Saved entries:
::::
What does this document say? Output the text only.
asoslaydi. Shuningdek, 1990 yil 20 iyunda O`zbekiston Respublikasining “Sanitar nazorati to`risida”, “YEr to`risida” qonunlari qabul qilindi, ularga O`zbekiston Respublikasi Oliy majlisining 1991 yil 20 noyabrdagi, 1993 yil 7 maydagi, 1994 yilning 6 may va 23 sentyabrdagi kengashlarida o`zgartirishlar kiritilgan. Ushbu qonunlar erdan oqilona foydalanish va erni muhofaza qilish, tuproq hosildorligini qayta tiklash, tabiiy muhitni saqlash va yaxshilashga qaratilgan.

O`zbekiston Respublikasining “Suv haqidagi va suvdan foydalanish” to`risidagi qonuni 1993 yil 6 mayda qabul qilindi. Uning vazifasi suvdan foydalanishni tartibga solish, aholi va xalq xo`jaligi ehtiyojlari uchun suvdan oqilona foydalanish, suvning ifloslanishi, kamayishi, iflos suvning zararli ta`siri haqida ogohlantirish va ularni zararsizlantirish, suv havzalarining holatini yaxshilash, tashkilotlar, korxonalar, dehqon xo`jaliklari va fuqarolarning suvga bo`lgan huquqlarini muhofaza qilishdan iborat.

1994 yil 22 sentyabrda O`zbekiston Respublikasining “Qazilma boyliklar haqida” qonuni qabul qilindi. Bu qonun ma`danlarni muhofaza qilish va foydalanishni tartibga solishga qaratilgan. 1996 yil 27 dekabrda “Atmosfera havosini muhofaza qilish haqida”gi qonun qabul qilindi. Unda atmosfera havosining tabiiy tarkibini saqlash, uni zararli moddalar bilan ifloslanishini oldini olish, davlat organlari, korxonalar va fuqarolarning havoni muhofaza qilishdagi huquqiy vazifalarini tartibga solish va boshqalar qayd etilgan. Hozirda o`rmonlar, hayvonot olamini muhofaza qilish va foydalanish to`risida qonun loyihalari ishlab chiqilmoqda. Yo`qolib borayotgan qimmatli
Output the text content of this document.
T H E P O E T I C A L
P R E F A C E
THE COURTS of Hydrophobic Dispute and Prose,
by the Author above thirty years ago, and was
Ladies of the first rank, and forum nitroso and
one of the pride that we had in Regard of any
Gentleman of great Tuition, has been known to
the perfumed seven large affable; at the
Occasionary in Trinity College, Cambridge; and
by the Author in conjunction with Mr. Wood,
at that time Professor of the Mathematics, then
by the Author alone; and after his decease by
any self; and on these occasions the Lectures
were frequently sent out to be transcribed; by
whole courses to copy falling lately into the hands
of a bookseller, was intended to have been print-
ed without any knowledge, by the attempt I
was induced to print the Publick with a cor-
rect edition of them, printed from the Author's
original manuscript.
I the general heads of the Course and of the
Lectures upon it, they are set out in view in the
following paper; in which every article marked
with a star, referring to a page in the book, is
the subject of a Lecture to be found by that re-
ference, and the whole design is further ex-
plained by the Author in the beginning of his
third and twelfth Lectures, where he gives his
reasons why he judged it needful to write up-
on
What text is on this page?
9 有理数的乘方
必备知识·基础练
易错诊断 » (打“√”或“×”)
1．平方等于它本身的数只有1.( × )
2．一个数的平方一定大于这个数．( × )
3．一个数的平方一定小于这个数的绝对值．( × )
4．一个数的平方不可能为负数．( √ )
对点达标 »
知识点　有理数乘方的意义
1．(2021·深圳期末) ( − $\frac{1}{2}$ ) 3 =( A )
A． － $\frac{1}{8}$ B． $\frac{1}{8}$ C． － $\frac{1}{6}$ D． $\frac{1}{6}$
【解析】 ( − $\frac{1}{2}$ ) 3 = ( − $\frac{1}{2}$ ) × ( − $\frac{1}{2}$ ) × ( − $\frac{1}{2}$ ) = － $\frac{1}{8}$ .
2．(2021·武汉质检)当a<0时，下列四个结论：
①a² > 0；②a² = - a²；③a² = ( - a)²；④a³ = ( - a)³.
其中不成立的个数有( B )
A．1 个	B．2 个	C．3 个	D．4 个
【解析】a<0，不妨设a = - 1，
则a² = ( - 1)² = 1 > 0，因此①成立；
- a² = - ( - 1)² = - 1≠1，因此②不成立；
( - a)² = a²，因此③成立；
::::
Goal of the exercise:
In the entries above, locate every line with the word "page" and copy it.

The answer:
with a star, referring to a page in the book, is
What text is on this page?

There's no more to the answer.